- Records from a collection of figures
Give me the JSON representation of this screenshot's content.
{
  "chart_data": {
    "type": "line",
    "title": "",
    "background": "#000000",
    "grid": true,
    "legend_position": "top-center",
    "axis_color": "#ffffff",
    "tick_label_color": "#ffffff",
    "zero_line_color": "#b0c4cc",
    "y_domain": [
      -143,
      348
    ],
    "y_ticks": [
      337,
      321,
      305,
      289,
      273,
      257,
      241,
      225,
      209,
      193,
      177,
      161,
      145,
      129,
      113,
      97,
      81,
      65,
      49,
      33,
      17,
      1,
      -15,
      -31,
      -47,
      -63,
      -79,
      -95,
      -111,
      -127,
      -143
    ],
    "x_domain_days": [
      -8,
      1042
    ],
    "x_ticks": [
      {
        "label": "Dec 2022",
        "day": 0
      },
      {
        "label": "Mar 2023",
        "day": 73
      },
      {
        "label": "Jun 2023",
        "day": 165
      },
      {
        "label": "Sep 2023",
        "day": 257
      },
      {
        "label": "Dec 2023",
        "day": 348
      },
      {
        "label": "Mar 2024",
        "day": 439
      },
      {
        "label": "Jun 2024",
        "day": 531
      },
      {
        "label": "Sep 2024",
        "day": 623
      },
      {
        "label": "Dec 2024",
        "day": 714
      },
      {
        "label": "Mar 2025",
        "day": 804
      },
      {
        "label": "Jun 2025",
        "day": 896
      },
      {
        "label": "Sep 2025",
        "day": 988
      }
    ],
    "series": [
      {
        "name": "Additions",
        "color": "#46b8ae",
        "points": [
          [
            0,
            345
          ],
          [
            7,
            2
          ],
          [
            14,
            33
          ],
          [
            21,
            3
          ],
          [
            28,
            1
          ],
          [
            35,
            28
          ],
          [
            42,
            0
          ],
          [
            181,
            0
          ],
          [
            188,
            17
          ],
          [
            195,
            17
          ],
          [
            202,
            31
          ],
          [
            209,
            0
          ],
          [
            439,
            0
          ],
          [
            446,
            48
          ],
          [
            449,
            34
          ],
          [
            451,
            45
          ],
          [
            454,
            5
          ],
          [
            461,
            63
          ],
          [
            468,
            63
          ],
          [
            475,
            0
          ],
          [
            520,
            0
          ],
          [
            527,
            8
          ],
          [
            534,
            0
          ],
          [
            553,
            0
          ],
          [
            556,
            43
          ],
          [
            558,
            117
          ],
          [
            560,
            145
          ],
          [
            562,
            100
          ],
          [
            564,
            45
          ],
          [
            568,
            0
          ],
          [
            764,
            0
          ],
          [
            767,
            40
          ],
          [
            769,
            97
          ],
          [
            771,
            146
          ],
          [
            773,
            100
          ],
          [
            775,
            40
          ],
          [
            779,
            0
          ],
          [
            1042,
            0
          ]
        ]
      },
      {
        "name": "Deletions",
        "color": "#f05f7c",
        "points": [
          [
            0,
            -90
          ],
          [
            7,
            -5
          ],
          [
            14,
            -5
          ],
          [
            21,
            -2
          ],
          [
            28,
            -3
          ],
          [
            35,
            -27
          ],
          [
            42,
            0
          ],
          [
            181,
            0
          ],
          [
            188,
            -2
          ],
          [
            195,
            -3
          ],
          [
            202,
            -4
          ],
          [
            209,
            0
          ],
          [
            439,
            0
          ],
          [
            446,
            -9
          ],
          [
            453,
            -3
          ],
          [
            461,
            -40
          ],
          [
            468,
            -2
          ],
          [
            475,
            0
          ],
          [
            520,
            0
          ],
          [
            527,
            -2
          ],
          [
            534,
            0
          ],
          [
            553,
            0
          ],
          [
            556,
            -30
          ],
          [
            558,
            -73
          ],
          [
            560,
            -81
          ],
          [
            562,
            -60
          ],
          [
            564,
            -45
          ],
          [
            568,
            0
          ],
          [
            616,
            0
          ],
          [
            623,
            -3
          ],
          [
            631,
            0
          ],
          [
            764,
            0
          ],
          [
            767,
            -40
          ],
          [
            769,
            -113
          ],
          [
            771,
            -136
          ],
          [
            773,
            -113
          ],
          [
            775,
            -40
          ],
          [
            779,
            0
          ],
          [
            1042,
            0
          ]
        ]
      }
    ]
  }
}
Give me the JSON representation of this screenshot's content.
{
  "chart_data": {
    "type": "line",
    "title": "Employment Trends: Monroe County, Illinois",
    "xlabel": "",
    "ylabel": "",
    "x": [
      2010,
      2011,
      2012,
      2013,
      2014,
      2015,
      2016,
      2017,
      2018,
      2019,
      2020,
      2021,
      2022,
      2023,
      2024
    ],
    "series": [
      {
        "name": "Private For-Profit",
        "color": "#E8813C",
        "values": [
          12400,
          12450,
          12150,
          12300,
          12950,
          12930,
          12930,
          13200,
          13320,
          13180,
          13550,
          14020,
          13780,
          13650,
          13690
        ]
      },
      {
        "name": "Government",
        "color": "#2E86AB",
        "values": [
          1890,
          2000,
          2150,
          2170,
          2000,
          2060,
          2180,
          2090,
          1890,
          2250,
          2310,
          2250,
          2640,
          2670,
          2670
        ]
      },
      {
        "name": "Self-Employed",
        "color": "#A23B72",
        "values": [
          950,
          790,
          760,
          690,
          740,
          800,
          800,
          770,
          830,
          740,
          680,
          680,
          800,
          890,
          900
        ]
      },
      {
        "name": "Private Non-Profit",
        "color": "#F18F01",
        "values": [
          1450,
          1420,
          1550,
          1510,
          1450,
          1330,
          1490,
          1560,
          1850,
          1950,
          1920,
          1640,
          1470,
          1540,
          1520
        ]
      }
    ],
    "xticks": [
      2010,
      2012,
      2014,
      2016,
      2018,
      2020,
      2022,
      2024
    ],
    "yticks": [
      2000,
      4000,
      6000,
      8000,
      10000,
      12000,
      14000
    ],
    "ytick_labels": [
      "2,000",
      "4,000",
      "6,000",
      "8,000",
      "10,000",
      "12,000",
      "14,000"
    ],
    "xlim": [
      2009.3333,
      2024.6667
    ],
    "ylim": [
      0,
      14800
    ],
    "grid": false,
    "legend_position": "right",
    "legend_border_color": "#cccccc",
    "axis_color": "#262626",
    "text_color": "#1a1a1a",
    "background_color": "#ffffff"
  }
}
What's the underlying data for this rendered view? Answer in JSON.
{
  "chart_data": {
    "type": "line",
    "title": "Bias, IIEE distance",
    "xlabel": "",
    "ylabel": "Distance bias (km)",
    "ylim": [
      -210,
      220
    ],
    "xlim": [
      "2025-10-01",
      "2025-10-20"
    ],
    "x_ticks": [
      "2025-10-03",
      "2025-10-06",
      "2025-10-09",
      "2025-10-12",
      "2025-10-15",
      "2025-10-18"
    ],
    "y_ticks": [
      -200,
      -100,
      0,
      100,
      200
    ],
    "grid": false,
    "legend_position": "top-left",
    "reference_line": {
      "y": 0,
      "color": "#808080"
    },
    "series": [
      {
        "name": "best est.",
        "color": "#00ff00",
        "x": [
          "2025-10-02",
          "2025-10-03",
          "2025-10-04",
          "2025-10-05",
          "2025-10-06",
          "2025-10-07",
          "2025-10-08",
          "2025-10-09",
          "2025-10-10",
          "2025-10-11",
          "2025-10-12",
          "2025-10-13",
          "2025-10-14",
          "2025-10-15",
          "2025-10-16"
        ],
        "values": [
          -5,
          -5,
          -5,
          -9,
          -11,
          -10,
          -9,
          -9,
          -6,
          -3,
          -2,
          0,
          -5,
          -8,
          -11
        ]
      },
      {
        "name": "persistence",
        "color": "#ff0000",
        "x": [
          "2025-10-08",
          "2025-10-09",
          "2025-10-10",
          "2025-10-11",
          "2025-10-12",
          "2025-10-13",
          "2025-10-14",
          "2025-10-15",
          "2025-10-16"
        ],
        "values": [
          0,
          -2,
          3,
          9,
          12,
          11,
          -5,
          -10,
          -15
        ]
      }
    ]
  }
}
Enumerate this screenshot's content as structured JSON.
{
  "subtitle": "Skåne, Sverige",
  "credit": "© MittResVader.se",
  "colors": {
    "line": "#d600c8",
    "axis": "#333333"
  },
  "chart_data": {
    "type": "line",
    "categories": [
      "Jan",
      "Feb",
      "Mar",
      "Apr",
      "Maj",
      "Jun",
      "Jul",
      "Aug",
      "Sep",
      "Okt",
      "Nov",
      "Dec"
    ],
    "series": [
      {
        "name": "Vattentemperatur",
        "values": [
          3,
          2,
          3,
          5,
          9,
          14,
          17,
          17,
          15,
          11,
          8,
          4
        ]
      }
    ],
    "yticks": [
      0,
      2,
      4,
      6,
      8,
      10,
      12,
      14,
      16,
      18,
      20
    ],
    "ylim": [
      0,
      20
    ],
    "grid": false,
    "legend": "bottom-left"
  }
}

- Task description
Write out, word for word, every line from the one containing "Enumerate this screenshot's" through the last line of the records above.

- Correct response
Enumerate this screenshot's content as structured JSON.
{
  "subtitle": "Skåne, Sverige",
  "credit": "© MittResVader.se",
  "colors": {
    "line": "#d600c8",
    "axis": "#333333"
  },
  "chart_data": {
    "type": "line",
    "categories": [
      "Jan",
      "Feb",
      "Mar",
      "Apr",
      "Maj",
      "Jun",
      "Jul",
      "Aug",
      "Sep",
      "Okt",
      "Nov",
      "Dec"
    ],
    "series": [
      {
        "name": "Vattentemperatur",
        "values": [
          3,
          2,
          3,
          5,
          9,
          14,
          17,
          17,
          15,
          11,
          8,
          4
        ]
      }
    ],
    "yticks": [
      0,
      2,
      4,
      6,
      8,
      10,
      12,
      14,
      16,
      18,
      20
    ],
    "ylim": [
      0,
      20
    ],
    "grid": false,
    "legend": "bottom-left"
  }
}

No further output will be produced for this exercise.